Brief:
Can you put every line of the material, from the first line through the line holding "day-info: Sunrise: 8:32" inclusive, into a JSON list of strings, one string per line, leaving out any blank lines?

BEGIN Given records

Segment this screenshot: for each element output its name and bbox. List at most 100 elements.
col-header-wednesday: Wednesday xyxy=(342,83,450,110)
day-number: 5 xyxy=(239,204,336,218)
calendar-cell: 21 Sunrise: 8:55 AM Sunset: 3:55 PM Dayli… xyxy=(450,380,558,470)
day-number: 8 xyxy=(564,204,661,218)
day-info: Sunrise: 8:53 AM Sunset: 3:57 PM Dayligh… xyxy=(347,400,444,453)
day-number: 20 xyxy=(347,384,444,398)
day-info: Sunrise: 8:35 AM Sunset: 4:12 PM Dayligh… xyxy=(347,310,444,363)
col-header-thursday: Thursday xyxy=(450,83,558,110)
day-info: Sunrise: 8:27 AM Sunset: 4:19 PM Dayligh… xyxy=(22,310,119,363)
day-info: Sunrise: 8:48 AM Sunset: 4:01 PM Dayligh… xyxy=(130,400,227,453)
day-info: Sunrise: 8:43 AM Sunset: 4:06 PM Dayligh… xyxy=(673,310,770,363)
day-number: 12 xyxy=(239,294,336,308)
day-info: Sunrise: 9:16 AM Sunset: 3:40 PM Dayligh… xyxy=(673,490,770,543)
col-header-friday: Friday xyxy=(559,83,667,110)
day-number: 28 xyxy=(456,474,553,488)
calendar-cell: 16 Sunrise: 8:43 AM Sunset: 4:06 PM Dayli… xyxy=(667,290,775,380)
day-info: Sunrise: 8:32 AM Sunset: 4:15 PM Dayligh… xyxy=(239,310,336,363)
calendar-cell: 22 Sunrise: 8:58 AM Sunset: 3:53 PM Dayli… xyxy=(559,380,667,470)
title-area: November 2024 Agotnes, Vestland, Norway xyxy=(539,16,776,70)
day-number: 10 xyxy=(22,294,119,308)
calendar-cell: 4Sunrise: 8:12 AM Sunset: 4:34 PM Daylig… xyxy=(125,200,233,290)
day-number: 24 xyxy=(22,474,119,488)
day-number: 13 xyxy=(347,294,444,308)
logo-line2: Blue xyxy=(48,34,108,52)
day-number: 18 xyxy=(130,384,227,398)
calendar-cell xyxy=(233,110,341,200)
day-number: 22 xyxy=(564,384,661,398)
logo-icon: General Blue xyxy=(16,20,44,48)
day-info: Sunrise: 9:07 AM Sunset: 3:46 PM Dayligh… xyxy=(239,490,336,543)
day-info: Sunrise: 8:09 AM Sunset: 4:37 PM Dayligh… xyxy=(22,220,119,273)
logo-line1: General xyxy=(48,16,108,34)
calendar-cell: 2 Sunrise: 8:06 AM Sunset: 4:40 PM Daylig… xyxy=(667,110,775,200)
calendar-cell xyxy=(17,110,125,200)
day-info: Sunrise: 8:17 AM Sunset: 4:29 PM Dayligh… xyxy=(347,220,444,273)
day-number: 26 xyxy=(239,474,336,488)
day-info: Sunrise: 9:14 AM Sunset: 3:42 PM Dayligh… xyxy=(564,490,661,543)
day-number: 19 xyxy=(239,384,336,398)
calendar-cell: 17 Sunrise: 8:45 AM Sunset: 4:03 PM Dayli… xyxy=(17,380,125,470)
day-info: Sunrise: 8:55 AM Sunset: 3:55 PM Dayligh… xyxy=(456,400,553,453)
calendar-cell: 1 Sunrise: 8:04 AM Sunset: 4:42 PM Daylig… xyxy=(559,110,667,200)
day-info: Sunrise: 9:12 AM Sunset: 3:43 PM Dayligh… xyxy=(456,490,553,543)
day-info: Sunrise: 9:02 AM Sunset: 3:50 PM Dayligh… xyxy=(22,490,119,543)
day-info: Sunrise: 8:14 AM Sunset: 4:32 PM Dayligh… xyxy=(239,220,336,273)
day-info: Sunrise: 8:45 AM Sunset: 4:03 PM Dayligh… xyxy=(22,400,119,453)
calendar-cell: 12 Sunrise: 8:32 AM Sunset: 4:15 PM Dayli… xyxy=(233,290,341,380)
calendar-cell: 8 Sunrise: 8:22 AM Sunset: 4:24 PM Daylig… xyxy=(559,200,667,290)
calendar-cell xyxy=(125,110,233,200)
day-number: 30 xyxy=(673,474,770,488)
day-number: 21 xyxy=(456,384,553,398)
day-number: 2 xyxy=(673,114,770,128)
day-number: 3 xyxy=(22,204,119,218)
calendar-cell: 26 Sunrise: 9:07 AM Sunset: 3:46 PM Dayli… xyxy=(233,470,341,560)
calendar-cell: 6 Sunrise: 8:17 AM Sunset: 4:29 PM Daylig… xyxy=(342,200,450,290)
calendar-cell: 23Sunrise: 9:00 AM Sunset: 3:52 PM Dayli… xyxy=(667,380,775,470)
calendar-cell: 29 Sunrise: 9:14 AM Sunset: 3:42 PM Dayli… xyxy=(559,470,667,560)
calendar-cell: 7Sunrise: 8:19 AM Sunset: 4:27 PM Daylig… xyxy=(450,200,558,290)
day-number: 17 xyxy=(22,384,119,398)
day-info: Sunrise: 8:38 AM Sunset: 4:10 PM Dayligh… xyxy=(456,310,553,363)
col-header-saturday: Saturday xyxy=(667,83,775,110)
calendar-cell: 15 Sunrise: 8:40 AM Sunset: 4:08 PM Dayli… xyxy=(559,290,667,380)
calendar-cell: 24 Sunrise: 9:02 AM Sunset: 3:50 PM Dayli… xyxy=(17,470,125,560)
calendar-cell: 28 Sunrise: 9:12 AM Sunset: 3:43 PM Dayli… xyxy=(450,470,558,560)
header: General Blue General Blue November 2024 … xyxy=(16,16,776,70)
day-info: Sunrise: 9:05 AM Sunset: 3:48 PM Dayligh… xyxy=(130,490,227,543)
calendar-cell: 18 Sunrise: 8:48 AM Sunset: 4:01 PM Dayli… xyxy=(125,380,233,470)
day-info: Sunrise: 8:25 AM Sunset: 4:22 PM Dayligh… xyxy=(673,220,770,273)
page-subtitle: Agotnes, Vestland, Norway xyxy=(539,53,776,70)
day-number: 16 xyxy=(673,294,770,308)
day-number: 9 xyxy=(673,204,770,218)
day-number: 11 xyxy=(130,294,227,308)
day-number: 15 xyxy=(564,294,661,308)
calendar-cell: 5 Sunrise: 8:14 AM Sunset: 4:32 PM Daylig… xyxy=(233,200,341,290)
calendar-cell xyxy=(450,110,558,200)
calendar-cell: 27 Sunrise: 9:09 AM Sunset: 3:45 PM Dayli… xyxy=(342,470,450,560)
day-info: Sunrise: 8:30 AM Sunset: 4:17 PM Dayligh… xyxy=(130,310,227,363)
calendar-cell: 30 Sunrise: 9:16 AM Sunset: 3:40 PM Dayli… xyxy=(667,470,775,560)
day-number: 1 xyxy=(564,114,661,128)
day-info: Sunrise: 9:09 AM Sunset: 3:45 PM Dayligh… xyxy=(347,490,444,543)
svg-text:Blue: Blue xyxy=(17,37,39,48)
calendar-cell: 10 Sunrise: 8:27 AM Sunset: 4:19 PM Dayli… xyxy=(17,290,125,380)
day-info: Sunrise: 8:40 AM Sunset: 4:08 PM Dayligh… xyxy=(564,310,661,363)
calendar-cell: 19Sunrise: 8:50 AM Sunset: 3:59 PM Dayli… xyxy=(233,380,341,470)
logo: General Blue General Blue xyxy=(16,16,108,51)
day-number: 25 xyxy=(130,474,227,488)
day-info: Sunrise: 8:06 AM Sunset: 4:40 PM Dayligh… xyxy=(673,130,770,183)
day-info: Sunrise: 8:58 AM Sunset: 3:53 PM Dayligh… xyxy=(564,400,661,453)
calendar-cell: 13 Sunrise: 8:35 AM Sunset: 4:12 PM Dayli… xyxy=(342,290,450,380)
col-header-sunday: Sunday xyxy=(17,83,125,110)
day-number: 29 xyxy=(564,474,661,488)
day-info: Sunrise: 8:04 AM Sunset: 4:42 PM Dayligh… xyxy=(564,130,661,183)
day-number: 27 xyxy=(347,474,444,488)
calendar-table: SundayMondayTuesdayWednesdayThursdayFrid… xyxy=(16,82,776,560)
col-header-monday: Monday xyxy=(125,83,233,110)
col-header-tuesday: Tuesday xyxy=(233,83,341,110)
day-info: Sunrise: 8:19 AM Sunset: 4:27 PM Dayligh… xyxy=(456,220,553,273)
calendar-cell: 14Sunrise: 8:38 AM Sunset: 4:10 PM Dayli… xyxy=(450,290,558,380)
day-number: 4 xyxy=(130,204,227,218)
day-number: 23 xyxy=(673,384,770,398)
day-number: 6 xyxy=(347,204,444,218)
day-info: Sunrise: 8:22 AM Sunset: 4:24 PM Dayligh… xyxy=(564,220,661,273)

END Given records

Result of this exercise:
[
  "Segment this screenshot: for each element output its name and bbox. List at most 100 elements.",
  "col-header-wednesday: Wednesday xyxy=(342,83,450,110)",
  "day-number: 5 xyxy=(239,204,336,218)",
  "calendar-cell: 21 Sunrise: 8:55 AM Sunset: 3:55 PM Dayli… xyxy=(450,380,558,470)",
  "day-number: 8 xyxy=(564,204,661,218)",
  "day-info: Sunrise: 8:53 AM Sunset: 3:57 PM Dayligh… xyxy=(347,400,444,453)",
  "day-number: 20 xyxy=(347,384,444,398)",
  "day-info: Sunrise: 8:35 AM Sunset: 4:12 PM Dayligh… xyxy=(347,310,444,363)",
  "col-header-thursday: Thursday xyxy=(450,83,558,110)",
  "day-info: Sunrise: 8:27 AM Sunset: 4:19 PM Dayligh… xyxy=(22,310,119,363)",
  "day-info: Sunrise: 8:48 AM Sunset: 4:01 PM Dayligh… xyxy=(130,400,227,453)",
  "day-info: Sunrise: 8:43 AM Sunset: 4:06 PM Dayligh… xyxy=(673,310,770,363)",
  "day-number: 12 xyxy=(239,294,336,308)",
  "day-info: Sunrise: 9:16 AM Sunset: 3:40 PM Dayligh… xyxy=(673,490,770,543)",
  "col-header-friday: Friday xyxy=(559,83,667,110)",
  "day-number: 28 xyxy=(456,474,553,488)",
  "calendar-cell: 16 Sunrise: 8:43 AM Sunset: 4:06 PM Dayli… xyxy=(667,290,775,380)",
  "day-info: Sunrise: 8:32 AM Sunset: 4:15 PM Dayligh… xyxy=(239,310,336,363)"
]